══ SUPPLIED RECORDS

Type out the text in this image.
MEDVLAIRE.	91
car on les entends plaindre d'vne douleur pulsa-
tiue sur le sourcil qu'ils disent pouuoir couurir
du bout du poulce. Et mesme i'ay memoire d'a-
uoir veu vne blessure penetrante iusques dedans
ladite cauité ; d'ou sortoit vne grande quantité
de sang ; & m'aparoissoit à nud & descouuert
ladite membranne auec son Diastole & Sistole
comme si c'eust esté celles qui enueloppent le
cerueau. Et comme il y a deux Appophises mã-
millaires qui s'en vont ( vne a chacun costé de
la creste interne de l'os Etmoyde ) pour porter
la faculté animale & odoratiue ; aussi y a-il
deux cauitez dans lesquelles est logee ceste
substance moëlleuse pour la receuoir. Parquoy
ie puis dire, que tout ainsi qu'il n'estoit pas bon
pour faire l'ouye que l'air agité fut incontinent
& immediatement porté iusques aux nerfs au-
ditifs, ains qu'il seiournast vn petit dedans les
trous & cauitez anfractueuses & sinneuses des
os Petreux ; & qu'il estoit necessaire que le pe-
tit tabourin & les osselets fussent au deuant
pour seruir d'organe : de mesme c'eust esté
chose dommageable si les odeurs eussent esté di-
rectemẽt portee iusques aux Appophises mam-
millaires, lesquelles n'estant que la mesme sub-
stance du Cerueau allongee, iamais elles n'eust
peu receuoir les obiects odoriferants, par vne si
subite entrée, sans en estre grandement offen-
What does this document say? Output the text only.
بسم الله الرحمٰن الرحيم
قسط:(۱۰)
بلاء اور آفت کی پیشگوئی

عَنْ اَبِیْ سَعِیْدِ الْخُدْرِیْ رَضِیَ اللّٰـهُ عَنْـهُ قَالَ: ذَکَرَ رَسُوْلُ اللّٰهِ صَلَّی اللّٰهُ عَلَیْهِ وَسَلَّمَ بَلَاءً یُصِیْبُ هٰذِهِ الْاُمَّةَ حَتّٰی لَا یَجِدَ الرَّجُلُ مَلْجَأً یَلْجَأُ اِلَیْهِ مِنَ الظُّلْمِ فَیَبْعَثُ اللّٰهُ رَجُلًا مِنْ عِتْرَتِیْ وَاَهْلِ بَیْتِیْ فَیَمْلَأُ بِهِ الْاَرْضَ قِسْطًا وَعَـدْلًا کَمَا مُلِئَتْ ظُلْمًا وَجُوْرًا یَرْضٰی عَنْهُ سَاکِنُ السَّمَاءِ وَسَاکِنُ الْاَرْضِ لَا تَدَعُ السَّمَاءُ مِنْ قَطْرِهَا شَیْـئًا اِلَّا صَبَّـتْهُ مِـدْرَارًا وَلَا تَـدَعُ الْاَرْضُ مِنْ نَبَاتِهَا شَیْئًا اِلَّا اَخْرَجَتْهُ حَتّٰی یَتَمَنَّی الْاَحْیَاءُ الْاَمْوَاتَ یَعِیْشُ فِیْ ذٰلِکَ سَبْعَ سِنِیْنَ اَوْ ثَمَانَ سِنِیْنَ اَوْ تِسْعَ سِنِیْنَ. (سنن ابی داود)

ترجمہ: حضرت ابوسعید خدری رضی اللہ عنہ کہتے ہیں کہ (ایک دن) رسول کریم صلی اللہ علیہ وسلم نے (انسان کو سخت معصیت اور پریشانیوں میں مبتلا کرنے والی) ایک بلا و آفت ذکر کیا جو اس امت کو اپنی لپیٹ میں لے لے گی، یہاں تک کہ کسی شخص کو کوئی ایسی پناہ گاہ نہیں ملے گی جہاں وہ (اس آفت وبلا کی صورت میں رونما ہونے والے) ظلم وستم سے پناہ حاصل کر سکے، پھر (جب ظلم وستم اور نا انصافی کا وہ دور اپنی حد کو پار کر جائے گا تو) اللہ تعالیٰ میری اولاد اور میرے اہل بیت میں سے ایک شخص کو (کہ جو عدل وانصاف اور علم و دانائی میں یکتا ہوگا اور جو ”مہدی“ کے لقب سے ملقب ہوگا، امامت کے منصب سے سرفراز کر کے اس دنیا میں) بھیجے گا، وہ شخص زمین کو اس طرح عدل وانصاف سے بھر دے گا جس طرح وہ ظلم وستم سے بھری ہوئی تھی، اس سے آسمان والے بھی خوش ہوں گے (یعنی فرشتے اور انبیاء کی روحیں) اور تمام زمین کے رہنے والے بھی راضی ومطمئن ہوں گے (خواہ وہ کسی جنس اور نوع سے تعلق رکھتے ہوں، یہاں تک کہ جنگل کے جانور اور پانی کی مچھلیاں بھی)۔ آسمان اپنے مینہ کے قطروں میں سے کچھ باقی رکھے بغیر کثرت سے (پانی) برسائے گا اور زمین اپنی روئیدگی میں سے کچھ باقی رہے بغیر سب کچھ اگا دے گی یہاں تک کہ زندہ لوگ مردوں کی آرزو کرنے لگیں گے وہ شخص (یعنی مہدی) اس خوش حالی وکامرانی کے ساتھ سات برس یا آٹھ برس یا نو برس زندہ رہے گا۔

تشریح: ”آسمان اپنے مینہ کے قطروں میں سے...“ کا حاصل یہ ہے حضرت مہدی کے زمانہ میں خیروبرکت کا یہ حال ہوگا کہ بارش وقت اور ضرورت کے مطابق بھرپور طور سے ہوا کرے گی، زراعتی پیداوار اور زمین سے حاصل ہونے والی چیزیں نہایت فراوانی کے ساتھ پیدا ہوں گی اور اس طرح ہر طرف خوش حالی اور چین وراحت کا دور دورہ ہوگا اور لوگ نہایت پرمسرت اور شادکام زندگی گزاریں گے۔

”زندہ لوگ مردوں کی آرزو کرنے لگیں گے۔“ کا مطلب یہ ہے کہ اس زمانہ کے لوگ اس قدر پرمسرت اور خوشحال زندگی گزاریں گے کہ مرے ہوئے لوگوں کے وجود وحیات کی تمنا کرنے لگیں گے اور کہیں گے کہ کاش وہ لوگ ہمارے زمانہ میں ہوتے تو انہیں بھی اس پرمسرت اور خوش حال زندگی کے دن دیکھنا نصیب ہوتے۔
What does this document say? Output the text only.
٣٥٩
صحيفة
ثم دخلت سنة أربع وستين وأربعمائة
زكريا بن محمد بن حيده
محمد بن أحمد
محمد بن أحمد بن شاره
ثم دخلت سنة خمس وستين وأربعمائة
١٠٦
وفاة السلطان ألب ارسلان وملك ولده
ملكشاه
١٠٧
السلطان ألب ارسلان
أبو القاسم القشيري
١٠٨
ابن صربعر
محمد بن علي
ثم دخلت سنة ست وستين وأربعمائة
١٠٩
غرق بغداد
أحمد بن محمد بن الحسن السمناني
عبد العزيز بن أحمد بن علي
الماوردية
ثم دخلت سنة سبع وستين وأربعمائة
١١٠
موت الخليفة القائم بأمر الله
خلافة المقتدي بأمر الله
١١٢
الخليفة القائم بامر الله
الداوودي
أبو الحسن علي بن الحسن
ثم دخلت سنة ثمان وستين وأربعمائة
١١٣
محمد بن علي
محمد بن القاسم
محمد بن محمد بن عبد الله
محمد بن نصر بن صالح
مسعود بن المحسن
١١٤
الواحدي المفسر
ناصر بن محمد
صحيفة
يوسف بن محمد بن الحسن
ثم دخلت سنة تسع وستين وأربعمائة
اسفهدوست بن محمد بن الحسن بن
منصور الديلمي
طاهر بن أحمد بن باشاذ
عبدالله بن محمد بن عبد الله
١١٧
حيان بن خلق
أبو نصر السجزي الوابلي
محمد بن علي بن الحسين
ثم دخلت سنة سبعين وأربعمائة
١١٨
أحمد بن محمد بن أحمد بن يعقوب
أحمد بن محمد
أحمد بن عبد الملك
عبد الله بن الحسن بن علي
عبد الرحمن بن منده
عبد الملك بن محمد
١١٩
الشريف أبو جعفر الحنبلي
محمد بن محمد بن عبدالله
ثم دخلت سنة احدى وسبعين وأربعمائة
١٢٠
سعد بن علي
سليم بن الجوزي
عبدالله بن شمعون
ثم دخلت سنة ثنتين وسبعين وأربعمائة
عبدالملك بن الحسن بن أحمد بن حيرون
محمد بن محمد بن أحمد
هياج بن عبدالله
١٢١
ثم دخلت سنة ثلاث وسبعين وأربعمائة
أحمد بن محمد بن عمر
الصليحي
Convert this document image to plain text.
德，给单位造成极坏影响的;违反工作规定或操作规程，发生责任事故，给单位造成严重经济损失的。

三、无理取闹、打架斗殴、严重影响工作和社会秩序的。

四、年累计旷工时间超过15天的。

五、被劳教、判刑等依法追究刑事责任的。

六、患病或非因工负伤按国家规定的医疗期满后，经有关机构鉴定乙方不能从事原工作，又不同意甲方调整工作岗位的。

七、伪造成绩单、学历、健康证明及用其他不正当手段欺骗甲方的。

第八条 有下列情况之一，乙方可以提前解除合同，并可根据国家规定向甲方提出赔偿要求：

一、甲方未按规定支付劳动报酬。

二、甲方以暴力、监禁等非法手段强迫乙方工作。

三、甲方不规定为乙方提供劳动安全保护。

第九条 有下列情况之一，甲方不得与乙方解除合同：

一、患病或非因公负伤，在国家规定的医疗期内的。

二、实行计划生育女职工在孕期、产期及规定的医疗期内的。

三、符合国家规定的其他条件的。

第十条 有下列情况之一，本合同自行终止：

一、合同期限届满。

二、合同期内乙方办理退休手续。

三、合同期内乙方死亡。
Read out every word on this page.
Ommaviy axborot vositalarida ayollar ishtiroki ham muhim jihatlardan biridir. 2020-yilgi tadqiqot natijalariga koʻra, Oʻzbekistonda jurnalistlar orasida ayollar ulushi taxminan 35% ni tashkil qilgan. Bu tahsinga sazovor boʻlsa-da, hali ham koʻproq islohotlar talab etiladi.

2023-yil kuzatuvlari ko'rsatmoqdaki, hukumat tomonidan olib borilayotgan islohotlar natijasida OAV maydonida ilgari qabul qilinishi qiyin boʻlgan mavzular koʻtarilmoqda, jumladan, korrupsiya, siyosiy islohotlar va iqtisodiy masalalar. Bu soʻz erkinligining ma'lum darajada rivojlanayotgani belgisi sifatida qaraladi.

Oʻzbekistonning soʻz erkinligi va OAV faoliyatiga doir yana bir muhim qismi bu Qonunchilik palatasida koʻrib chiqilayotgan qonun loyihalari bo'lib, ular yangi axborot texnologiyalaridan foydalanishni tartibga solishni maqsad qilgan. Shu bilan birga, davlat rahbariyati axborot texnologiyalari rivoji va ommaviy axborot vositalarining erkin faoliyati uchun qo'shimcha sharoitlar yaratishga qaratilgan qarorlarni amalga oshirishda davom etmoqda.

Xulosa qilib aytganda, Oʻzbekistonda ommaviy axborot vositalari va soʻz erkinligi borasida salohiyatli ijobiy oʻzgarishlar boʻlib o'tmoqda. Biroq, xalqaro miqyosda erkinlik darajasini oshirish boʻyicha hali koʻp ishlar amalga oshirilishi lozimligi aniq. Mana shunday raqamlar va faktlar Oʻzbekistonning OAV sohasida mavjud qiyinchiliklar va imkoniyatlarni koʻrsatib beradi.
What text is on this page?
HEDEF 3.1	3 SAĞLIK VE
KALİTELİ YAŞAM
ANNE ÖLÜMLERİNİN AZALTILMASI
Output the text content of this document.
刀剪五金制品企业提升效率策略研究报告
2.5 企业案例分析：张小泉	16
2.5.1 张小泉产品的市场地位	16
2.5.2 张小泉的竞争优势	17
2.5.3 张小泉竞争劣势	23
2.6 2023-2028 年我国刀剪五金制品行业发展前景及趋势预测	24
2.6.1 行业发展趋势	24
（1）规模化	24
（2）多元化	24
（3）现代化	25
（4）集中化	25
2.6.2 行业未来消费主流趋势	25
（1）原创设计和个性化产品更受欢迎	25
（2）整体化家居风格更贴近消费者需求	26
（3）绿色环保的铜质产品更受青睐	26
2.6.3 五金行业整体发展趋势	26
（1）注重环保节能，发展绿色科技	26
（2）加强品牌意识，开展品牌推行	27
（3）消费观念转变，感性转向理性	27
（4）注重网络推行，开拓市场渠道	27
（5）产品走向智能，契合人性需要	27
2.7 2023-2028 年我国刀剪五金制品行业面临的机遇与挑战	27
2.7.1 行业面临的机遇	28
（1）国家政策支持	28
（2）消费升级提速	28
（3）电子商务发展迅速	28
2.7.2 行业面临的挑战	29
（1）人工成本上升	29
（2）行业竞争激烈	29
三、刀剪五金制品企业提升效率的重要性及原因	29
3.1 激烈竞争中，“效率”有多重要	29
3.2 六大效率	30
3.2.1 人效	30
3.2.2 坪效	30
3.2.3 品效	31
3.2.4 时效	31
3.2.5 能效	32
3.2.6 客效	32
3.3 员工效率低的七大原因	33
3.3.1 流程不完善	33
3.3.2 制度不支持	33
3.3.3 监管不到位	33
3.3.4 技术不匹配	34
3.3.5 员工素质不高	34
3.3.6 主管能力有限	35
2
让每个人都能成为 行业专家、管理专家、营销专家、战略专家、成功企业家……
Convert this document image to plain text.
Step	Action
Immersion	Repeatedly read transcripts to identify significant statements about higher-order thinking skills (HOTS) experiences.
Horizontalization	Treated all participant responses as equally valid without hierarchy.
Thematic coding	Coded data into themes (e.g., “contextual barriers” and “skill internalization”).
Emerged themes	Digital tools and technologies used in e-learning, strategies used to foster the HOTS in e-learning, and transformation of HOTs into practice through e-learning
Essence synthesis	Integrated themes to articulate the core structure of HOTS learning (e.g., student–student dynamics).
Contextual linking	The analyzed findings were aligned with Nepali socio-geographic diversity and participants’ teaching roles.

════

> _TASK TO CARRY OUT_: Repeat exactly the lines above, starting with the line that contains "What text is on this page?" and ending with the last line, both included, and nothing else.

> _COMPLETED TASK_:
What text is on this page?
HEDEF 3.1	3 SAĞLIK VE
KALİTELİ YAŞAM
ANNE ÖLÜMLERİNİN AZALTILMASI
Output the text content of this document.
刀剪五金制品企业提升效率策略研究报告
2.5 企业案例分析：张小泉	16
2.5.1 张小泉产品的市场地位	16
2.5.2 张小泉的竞争优势	17
2.5.3 张小泉竞争劣势	23
2.6 2023-2028 年我国刀剪五金制品行业发展前景及趋势预测	24
2.6.1 行业发展趋势	24
（1）规模化	24
（2）多元化	24
（3）现代化	25
（4）集中化	25
2.6.2 行业未来消费主流趋势	25
（1）原创设计和个性化产品更受欢迎	25
（2）整体化家居风格更贴近消费者需求	26
（3）绿色环保的铜质产品更受青睐	26
2.6.3 五金行业整体发展趋势	26
（1）注重环保节能，发展绿色科技	26
（2）加强品牌意识，开展品牌推行	27
（3）消费观念转变，感性转向理性	27
（4）注重网络推行，开拓市场渠道	27
（5）产品走向智能，契合人性需要	27
2.7 2023-2028 年我国刀剪五金制品行业面临的机遇与挑战	27
2.7.1 行业面临的机遇	28
（1）国家政策支持	28
（2）消费升级提速	28
（3）电子商务发展迅速	28
2.7.2 行业面临的挑战	29
（1）人工成本上升	29
（2）行业竞争激烈	29
三、刀剪五金制品企业提升效率的重要性及原因	29
3.1 激烈竞争中，“效率”有多重要	29
3.2 六大效率	30
3.2.1 人效	30
3.2.2 坪效	30
3.2.3 品效	31
3.2.4 时效	31
3.2.5 能效	32
3.2.6 客效	32
3.3 员工效率低的七大原因	33
3.3.1 流程不完善	33
3.3.2 制度不支持	33
3.3.3 监管不到位	33
3.3.4 技术不匹配	34
3.3.5 员工素质不高	34
3.3.6 主管能力有限	35
2
让每个人都能成为 行业专家、管理专家、营销专家、战略专家、成功企业家……
Convert this document image to plain text.
Step	Action
Immersion	Repeatedly read transcripts to identify significant statements about higher-order thinking skills (HOTS) experiences.
Horizontalization	Treated all participant responses as equally valid without hierarchy.
Thematic coding	Coded data into themes (e.g., “contextual barriers” and “skill internalization”).
Emerged themes	Digital tools and technologies used in e-learning, strategies used to foster the HOTS in e-learning, and transformation of HOTs into practice through e-learning
Essence synthesis	Integrated themes to articulate the core structure of HOTS learning (e.g., student–student dynamics).
Contextual linking	The analyzed findings were aligned with Nepali socio-geographic diversity and participants’ teaching roles.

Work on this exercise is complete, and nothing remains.